(Recorded data)

--

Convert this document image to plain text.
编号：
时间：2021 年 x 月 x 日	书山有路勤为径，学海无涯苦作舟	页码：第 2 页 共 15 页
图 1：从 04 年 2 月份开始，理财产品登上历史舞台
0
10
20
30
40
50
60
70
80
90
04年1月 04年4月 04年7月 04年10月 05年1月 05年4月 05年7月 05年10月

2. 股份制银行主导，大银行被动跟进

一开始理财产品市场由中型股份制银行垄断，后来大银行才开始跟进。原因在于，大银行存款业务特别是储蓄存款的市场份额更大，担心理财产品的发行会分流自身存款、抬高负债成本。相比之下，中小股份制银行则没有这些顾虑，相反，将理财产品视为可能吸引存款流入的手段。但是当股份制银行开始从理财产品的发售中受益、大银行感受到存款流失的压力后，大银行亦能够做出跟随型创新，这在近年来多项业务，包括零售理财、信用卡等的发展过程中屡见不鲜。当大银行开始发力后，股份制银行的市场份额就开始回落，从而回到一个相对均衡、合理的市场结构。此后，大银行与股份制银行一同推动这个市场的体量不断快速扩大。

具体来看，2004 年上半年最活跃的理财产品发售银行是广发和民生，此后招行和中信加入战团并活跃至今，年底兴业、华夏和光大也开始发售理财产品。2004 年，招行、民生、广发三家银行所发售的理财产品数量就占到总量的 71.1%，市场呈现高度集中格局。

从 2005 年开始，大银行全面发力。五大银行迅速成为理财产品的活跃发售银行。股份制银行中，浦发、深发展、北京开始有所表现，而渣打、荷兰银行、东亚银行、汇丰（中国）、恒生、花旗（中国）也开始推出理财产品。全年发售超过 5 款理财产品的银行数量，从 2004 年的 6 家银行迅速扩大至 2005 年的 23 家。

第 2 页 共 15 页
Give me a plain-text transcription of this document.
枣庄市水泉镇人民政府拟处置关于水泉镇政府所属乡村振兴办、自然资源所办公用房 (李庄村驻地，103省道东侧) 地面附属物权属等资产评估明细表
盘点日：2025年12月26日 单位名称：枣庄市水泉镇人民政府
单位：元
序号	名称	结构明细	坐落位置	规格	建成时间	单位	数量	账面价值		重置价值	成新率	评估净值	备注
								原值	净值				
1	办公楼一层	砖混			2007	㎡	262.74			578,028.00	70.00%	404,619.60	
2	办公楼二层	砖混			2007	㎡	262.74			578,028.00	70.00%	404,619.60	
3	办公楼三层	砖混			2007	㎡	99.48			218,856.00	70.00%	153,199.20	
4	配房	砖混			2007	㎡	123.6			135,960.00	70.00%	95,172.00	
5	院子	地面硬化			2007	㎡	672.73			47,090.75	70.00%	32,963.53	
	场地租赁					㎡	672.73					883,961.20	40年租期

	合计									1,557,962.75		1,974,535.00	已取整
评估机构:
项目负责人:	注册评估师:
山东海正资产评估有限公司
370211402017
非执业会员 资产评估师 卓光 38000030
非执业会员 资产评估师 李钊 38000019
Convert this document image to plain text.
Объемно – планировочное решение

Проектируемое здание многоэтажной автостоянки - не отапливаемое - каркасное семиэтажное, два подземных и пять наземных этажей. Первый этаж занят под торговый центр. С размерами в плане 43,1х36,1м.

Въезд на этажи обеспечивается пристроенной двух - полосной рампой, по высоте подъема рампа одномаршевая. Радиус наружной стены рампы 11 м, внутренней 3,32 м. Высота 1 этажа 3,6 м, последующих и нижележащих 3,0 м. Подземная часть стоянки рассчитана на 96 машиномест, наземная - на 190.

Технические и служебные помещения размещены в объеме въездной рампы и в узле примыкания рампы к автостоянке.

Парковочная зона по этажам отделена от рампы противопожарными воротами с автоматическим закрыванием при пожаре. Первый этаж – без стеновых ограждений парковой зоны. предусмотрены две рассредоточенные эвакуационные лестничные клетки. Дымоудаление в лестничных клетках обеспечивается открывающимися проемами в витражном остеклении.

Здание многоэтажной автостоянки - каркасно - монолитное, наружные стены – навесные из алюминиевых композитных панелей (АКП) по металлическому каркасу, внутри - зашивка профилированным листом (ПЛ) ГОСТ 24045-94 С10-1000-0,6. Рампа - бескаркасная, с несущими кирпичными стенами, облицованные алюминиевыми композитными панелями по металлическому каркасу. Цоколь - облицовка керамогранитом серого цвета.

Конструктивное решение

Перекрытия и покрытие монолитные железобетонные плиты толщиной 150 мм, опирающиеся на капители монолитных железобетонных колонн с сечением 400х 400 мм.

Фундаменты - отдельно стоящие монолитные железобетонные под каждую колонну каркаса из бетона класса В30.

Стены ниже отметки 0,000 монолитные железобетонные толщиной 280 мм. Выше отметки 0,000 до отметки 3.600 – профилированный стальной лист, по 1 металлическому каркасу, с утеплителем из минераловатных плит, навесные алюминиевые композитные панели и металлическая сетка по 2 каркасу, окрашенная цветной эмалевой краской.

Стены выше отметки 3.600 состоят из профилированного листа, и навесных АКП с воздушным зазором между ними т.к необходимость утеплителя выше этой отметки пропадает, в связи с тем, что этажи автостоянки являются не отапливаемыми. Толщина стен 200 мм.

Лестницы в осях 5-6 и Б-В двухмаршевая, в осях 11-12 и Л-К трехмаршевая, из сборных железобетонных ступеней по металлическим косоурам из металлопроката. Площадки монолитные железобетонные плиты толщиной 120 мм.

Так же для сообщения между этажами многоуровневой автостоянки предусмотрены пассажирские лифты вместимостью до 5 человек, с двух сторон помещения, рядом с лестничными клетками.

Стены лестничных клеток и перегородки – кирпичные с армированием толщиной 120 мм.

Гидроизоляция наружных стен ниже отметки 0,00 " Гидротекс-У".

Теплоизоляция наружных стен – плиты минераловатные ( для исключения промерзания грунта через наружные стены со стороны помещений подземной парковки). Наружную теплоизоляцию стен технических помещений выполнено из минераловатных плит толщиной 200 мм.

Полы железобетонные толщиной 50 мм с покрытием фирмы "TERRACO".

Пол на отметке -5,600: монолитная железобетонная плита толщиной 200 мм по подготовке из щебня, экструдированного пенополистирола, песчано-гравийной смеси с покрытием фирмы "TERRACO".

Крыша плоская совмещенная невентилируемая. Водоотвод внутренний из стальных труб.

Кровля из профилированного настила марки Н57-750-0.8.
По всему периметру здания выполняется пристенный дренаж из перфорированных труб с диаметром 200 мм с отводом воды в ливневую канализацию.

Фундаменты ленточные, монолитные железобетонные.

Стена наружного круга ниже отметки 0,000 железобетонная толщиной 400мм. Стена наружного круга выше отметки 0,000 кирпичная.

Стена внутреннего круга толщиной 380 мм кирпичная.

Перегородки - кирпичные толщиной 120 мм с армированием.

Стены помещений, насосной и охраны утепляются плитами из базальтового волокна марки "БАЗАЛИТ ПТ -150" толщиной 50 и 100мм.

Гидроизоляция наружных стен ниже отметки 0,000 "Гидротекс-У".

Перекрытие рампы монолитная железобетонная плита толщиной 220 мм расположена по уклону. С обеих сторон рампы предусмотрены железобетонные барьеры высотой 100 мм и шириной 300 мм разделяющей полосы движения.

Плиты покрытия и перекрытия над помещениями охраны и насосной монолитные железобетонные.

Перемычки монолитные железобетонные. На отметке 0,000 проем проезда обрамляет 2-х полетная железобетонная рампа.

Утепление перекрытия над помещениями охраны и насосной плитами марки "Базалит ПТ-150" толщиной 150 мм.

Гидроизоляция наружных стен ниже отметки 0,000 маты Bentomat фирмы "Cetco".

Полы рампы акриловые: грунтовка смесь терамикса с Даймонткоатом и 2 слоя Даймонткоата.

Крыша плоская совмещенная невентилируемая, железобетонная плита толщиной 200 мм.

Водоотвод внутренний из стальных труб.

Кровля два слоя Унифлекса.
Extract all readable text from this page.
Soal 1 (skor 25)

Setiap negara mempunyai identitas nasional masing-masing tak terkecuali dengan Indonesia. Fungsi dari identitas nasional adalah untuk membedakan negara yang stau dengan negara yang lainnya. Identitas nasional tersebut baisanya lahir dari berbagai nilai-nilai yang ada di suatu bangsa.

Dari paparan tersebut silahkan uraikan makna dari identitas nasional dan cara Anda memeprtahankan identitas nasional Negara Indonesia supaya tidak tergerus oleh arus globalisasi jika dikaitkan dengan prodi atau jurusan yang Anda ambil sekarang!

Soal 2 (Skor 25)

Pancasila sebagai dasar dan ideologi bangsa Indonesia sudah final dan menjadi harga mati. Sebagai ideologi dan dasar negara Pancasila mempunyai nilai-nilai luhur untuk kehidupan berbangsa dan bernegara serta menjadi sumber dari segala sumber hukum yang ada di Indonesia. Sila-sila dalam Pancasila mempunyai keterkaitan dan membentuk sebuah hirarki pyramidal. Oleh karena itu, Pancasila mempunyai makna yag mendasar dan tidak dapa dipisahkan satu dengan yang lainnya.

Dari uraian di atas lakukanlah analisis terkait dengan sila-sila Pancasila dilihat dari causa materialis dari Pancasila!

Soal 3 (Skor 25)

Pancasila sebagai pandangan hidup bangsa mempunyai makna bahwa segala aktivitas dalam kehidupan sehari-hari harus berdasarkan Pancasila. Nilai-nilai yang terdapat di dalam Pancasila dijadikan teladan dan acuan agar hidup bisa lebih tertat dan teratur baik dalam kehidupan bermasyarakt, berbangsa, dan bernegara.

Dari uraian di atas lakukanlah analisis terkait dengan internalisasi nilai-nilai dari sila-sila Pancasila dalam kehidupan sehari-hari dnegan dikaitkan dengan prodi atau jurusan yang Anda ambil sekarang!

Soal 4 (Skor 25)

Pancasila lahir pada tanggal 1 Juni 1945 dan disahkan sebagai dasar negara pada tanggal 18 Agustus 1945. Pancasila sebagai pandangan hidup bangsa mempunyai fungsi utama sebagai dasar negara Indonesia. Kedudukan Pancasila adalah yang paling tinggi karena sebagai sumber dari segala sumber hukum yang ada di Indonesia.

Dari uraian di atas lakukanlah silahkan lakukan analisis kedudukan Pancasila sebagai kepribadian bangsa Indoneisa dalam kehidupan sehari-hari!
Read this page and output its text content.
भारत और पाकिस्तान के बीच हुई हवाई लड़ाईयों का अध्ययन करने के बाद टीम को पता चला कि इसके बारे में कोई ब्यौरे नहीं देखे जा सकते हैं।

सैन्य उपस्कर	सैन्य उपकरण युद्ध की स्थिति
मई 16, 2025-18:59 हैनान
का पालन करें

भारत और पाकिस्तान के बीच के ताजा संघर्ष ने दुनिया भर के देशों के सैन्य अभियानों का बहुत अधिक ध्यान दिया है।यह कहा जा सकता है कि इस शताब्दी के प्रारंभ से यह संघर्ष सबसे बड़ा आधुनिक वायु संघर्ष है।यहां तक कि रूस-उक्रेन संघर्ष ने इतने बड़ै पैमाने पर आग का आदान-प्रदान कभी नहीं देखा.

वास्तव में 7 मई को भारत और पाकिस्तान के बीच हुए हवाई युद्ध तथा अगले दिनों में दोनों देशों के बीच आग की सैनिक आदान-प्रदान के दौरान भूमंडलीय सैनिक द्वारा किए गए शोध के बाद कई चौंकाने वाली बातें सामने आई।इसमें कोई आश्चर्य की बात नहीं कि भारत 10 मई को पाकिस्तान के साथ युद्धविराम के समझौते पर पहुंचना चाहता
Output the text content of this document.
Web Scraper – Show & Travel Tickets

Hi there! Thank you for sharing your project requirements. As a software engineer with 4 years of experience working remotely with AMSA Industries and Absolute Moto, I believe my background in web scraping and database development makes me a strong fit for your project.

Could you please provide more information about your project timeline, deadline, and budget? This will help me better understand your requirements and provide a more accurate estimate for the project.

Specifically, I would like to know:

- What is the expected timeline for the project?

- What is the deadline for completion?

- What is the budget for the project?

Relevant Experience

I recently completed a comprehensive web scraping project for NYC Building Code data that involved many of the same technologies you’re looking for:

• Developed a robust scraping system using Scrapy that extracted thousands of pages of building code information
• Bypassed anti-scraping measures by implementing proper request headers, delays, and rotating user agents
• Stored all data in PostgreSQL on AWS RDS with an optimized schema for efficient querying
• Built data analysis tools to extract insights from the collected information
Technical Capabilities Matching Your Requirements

--

■ **What the task requires**: Return from the data every line that holds "identitas".

■ **Solved exercise**:
Setiap negara mempunyai identitas nasional masing-masing tak terkecuali dengan Indonesia. Fungsi dari identitas nasional adalah untuk membedakan negara yang stau dengan negara yang lainnya. Identitas nasional tersebut baisanya lahir dari berbagai nilai-nilai yang ada di suatu bangsa.
Dari paparan tersebut silahkan uraikan makna dari identitas nasional dan cara Anda memeprtahankan identitas nasional Negara Indonesia supaya tidak tergerus oleh arus globalisasi jika dikaitkan dengan prodi atau jurusan yang Anda ambil sekarang!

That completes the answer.